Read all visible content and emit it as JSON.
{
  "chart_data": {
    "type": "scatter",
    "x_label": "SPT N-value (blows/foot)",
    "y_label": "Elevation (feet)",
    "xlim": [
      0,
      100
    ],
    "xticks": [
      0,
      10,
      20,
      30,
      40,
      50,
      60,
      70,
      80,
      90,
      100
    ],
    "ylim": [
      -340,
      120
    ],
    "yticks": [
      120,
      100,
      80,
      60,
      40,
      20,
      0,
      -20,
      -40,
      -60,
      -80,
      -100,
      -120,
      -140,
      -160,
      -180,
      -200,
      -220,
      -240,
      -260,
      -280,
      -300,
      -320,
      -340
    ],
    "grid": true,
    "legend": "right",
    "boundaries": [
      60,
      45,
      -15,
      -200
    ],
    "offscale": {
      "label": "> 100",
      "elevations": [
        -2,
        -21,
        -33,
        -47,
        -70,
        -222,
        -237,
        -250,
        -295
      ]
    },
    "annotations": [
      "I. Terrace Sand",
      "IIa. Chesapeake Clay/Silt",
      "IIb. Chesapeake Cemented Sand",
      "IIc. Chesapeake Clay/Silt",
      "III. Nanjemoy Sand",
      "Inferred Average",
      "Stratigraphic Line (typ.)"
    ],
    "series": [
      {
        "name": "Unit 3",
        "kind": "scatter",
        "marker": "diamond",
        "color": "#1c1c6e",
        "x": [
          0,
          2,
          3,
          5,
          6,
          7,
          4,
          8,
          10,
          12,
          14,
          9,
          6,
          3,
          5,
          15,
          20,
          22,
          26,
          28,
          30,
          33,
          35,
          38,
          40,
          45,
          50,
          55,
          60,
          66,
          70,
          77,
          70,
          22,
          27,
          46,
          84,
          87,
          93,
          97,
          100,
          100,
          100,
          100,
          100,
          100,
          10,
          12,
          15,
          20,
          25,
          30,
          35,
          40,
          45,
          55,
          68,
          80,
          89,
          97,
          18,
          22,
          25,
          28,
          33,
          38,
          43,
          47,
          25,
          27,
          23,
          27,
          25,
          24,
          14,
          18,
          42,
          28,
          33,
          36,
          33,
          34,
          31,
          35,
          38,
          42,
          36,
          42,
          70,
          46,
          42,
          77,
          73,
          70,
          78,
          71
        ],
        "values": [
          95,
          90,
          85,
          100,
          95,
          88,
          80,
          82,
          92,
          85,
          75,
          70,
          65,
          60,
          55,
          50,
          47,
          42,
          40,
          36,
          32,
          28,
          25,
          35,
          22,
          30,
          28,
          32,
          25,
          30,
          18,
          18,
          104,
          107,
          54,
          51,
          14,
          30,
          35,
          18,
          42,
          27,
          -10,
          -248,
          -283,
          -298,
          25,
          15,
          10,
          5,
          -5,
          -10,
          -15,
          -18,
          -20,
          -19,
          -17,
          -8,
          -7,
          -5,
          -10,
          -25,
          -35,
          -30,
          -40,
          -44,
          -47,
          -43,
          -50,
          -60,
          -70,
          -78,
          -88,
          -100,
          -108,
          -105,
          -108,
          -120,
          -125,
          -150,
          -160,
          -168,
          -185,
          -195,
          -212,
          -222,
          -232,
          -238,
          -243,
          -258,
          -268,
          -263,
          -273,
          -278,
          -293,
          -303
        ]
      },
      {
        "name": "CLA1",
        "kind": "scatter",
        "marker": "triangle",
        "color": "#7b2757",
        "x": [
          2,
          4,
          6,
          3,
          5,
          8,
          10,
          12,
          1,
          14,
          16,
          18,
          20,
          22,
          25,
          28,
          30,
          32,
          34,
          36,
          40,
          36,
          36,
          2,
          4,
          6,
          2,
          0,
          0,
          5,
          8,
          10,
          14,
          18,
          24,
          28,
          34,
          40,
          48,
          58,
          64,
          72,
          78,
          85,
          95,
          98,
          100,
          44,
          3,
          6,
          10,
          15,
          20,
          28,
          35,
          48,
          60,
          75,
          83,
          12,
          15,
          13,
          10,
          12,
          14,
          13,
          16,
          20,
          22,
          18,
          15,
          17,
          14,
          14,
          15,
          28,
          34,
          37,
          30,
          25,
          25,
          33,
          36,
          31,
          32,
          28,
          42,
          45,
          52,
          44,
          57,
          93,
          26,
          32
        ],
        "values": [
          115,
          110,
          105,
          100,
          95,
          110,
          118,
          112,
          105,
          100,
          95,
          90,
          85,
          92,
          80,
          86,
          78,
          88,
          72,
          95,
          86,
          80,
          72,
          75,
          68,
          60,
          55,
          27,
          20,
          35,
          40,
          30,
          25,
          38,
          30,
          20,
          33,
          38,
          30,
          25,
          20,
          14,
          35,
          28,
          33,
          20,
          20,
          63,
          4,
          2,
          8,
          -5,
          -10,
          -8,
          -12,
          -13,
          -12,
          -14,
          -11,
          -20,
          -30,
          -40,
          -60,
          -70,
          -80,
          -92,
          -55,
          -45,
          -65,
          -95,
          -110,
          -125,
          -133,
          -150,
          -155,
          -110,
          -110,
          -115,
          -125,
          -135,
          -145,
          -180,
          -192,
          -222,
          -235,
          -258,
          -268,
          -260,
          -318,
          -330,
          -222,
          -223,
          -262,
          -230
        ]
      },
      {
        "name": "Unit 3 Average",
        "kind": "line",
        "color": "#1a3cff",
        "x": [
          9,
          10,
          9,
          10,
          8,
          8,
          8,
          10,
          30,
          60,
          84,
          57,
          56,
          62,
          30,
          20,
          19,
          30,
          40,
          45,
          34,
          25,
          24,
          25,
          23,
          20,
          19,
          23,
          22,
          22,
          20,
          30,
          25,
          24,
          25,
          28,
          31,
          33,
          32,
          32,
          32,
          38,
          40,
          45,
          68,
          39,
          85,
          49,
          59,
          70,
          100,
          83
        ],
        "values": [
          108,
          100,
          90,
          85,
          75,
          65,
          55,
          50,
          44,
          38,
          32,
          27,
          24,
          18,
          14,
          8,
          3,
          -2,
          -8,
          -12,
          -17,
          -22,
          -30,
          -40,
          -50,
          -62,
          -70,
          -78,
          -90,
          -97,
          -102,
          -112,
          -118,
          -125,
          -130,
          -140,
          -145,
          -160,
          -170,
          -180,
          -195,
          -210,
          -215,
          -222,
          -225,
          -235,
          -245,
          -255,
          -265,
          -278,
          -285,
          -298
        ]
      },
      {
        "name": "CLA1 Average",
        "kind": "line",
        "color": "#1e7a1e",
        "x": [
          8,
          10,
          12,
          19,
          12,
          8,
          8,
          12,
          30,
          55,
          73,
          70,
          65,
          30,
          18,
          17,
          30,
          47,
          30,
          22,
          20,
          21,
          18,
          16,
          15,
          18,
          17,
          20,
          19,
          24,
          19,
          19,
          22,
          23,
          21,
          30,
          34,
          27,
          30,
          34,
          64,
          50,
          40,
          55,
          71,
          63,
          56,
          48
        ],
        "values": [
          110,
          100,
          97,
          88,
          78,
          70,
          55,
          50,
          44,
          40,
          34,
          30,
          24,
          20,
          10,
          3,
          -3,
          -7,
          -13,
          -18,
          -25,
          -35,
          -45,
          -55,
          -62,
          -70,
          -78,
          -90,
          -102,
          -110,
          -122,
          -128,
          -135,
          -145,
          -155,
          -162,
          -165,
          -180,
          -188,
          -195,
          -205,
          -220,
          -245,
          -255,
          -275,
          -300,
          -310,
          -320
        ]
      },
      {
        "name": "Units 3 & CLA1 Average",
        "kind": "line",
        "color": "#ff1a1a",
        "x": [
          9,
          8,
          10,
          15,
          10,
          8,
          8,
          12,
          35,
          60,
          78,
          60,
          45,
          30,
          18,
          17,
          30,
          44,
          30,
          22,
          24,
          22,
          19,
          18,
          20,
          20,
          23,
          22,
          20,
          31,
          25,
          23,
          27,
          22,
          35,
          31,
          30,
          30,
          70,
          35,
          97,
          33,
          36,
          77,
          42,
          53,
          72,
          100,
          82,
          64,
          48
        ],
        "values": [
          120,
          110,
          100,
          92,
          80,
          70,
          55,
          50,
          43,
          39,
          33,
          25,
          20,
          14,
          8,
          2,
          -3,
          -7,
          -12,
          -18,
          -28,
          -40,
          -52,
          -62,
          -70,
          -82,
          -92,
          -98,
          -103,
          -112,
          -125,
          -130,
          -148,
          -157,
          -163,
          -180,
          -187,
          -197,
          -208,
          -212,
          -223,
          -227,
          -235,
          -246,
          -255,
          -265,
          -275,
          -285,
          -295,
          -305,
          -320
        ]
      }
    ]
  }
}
* * * * * * * * *
[SET EXERCISE]
Tally the lines in these entries that have the string "Sand" in them, then answer with the count and nothing else.

[EXPECTED ANSWER]
3